(Records excerpted from a collection)
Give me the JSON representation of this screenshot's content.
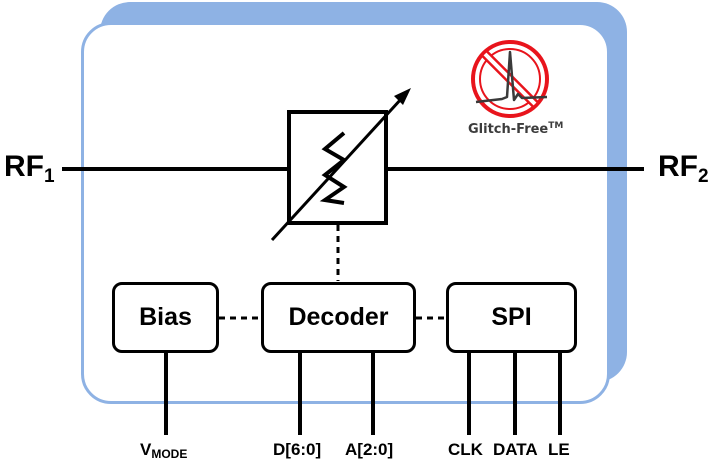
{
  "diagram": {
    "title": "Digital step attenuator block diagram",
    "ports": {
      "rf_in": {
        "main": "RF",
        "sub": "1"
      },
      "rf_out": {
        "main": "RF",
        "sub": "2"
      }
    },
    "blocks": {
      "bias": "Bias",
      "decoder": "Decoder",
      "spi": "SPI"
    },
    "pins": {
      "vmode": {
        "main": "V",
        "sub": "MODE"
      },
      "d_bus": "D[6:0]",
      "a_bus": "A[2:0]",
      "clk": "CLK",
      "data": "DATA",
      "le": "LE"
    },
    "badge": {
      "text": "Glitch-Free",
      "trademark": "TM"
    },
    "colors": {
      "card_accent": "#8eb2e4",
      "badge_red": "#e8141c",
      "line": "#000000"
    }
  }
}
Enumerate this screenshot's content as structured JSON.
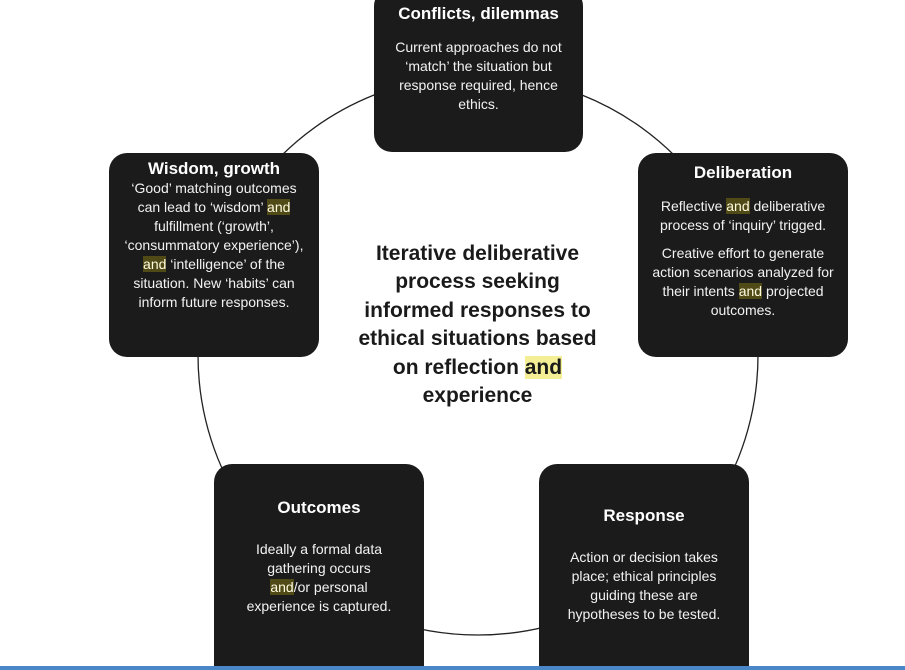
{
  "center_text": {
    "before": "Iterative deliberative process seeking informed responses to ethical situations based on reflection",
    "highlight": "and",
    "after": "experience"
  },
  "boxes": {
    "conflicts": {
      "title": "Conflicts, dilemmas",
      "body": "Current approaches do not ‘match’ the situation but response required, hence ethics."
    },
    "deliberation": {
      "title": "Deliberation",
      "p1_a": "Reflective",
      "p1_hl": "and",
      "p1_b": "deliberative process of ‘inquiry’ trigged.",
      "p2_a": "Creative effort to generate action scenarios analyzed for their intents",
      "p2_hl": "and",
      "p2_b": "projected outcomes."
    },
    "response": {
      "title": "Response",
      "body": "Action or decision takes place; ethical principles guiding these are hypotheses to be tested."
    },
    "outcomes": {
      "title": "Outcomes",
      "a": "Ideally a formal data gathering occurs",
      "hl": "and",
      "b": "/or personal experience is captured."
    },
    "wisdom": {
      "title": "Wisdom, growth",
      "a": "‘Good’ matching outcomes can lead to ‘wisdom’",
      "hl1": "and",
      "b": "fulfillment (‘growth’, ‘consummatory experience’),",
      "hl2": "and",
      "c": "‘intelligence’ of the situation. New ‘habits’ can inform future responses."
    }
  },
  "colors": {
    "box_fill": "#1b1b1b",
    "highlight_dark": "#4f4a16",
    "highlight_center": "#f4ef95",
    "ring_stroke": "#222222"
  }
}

Request:
Give every record again exactly, apart from the pictures, which stay out.

Written reply:
Give me the JSON representation of this screenshot's content.
{
  "diagram": {
    "title": "Digital step attenuator block diagram",
    "ports": {
      "rf_in": {
        "main": "RF",
        "sub": "1"
      },
      "rf_out": {
        "main": "RF",
        "sub": "2"
      }
    },
    "blocks": {
      "bias": "Bias",
      "decoder": "Decoder",
      "spi": "SPI"
    },
    "pins": {
      "vmode": {
        "main": "V",
        "sub": "MODE"
      },
      "d_bus": "D[6:0]",
      "a_bus": "A[2:0]",
      "clk": "CLK",
      "data": "DATA",
      "le": "LE"
    },
    "badge": {
      "text": "Glitch-Free",
      "trademark": "TM"
    },
    "colors": {
      "card_accent": "#8eb2e4",
      "badge_red": "#e8141c",
      "line": "#000000"
    }
  }
}
Enumerate this screenshot's content as structured JSON.
{
  "center_text": {
    "before": "Iterative deliberative process seeking informed responses to ethical situations based on reflection",
    "highlight": "and",
    "after": "experience"
  },
  "boxes": {
    "conflicts": {
      "title": "Conflicts, dilemmas",
      "body": "Current approaches do not ‘match’ the situation but response required, hence ethics."
    },
    "deliberation": {
      "title": "Deliberation",
      "p1_a": "Reflective",
      "p1_hl": "and",
      "p1_b": "deliberative process of ‘inquiry’ trigged.",
      "p2_a": "Creative effort to generate action scenarios analyzed for their intents",
      "p2_hl": "and",
      "p2_b": "projected outcomes."
    },
    "response": {
      "title": "Response",
      "body": "Action or decision takes place; ethical principles guiding these are hypotheses to be tested."
    },
    "outcomes": {
      "title": "Outcomes",
      "a": "Ideally a formal data gathering occurs",
      "hl": "and",
      "b": "/or personal experience is captured."
    },
    "wisdom": {
      "title": "Wisdom, growth",
      "a": "‘Good’ matching outcomes can lead to ‘wisdom’",
      "hl1": "and",
      "b": "fulfillment (‘growth’, ‘consummatory experience’),",
      "hl2": "and",
      "c": "‘intelligence’ of the situation. New ‘habits’ can inform future responses."
    }
  },
  "colors": {
    "box_fill": "#1b1b1b",
    "highlight_dark": "#4f4a16",
    "highlight_center": "#f4ef95",
    "ring_stroke": "#222222"
  }
}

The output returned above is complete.